* _Excerpted data_
+-------+

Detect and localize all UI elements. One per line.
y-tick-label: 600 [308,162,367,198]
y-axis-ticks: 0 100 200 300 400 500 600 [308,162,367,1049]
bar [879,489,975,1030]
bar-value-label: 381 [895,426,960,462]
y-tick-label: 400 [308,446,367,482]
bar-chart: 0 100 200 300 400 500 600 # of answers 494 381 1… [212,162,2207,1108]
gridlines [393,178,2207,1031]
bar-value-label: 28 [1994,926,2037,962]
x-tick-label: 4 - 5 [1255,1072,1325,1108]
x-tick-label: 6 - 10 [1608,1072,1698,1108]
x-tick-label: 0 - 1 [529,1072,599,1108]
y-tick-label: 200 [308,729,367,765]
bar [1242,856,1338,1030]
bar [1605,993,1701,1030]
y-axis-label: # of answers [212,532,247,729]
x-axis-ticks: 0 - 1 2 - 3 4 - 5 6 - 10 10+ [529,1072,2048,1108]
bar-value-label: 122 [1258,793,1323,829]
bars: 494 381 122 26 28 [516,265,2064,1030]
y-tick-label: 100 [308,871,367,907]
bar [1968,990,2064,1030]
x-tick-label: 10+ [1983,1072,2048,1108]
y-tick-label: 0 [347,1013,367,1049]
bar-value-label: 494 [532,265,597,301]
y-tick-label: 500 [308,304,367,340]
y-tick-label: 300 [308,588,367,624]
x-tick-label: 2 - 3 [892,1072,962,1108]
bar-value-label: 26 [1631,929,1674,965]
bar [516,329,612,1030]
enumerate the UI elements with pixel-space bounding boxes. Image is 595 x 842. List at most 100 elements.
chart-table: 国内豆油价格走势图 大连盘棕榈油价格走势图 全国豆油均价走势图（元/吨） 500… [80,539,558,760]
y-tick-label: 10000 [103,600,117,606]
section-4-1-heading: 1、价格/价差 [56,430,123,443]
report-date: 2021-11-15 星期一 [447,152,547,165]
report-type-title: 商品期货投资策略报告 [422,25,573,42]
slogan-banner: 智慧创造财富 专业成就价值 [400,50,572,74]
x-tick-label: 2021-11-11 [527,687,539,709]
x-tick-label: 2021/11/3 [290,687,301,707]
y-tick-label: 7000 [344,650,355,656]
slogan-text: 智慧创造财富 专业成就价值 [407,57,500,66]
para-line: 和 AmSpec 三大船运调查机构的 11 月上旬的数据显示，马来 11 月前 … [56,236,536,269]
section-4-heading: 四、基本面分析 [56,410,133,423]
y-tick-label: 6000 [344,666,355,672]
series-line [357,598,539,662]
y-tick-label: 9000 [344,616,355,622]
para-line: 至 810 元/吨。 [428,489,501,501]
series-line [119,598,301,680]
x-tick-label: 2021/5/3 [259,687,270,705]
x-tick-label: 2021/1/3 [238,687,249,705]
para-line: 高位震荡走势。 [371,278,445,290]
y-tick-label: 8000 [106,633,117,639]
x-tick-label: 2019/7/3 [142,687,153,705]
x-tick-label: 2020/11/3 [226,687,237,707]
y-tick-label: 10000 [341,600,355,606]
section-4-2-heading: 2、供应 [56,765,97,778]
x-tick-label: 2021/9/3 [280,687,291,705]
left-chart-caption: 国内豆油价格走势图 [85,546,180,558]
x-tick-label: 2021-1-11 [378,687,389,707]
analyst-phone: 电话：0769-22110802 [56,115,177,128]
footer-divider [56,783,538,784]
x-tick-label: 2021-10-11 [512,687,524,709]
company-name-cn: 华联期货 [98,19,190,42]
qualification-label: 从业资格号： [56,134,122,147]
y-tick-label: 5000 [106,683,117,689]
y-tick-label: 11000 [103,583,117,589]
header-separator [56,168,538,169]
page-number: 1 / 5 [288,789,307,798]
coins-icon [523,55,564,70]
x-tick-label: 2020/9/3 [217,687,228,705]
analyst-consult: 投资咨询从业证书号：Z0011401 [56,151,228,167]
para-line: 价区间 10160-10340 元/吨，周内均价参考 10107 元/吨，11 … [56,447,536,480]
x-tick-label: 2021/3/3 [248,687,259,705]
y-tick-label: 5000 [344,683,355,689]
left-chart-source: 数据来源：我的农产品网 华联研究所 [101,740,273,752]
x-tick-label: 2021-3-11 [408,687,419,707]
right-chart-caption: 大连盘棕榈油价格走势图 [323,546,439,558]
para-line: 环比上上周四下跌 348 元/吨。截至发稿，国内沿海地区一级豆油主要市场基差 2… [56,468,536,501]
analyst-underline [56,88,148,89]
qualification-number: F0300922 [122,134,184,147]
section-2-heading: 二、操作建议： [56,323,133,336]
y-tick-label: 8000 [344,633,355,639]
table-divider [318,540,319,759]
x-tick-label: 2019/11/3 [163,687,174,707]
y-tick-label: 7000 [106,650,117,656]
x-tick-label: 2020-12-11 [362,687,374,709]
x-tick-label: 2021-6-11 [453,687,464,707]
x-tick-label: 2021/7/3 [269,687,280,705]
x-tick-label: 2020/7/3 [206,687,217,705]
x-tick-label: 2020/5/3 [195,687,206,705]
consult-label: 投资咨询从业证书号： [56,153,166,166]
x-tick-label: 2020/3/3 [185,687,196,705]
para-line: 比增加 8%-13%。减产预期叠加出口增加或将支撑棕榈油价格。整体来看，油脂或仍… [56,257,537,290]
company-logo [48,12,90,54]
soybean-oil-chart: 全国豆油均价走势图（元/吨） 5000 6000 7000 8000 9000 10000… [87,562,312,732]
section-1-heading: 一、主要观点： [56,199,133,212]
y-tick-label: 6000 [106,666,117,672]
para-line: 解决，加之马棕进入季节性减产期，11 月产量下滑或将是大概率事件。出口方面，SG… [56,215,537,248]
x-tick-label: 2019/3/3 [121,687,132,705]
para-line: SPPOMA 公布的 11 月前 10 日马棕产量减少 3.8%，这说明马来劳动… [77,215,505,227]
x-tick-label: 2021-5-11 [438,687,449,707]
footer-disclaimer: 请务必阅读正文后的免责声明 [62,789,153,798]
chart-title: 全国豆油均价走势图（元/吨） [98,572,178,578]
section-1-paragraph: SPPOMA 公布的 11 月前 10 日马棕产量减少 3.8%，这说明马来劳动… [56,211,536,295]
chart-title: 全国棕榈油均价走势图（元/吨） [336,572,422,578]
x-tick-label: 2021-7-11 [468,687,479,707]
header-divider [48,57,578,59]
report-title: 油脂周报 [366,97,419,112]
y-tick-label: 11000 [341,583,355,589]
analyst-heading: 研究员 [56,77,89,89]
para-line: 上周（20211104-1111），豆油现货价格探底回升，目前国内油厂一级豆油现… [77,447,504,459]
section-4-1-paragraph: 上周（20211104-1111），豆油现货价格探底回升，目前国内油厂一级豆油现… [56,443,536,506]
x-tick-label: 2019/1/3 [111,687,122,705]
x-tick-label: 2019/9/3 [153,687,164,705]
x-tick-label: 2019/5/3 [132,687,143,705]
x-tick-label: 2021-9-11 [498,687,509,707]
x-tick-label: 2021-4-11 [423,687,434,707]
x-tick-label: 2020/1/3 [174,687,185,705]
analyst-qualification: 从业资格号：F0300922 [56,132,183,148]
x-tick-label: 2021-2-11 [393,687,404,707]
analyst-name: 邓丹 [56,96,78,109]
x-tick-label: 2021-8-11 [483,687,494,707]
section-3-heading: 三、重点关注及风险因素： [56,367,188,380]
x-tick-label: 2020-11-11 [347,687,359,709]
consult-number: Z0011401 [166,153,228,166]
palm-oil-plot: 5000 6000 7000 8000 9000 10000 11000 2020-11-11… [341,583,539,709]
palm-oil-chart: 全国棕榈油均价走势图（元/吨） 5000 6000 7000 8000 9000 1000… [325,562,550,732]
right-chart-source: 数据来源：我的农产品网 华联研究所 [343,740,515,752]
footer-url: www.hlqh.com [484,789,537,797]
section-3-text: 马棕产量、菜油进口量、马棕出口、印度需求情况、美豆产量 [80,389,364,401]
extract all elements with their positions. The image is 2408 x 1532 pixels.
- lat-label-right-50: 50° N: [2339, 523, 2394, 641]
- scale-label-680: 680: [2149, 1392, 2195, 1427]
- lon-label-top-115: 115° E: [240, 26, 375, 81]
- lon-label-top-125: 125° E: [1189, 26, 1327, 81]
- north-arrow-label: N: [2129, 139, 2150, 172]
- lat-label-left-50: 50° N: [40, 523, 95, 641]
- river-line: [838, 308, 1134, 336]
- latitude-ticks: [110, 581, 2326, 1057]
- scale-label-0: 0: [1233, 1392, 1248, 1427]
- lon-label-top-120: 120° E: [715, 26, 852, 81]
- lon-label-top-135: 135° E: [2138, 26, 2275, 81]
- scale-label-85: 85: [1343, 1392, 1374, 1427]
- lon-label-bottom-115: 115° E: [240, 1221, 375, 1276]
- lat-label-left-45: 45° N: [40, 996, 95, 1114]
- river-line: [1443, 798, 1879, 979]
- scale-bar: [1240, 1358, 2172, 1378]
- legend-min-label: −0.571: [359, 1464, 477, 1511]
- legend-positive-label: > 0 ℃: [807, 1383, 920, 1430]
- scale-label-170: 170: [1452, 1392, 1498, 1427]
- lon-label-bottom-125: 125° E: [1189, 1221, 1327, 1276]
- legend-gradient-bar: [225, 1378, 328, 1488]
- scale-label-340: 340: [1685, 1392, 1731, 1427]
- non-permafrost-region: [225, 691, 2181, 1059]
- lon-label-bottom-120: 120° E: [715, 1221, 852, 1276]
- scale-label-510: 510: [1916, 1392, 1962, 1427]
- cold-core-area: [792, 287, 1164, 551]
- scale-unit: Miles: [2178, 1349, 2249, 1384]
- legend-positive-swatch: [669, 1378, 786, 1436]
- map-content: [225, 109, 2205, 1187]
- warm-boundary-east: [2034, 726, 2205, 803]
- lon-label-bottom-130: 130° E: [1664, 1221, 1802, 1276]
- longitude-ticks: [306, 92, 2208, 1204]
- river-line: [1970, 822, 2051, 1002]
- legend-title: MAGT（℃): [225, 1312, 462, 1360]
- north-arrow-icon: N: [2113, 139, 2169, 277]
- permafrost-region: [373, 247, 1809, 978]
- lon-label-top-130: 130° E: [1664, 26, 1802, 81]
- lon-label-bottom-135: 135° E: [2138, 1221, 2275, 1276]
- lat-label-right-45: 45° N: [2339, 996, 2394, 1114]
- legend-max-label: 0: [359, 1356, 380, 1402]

+-------+

* _Job_
From the start of the records through the line containing "bar [1968,990,2064,1030]", change every "bar-value-label" to "data-label" and write those lines out again, leaving everything else the same.

* _Result of the exercise_
Detect and localize all UI elements. One per line.
y-tick-label: 600 [308,162,367,198]
y-axis-ticks: 0 100 200 300 400 500 600 [308,162,367,1049]
bar [879,489,975,1030]
data-label: 381 [895,426,960,462]
y-tick-label: 400 [308,446,367,482]
bar-chart: 0 100 200 300 400 500 600 # of answers 494 381 1… [212,162,2207,1108]
gridlines [393,178,2207,1031]
data-label: 28 [1994,926,2037,962]
x-tick-label: 4 - 5 [1255,1072,1325,1108]
x-tick-label: 6 - 10 [1608,1072,1698,1108]
x-tick-label: 0 - 1 [529,1072,599,1108]
y-tick-label: 200 [308,729,367,765]
bar [1242,856,1338,1030]
bar [1605,993,1701,1030]
y-axis-label: # of answers [212,532,247,729]
x-axis-ticks: 0 - 1 2 - 3 4 - 5 6 - 10 10+ [529,1072,2048,1108]
data-label: 122 [1258,793,1323,829]
bars: 494 381 122 26 28 [516,265,2064,1030]
y-tick-label: 100 [308,871,367,907]
bar [1968,990,2064,1030]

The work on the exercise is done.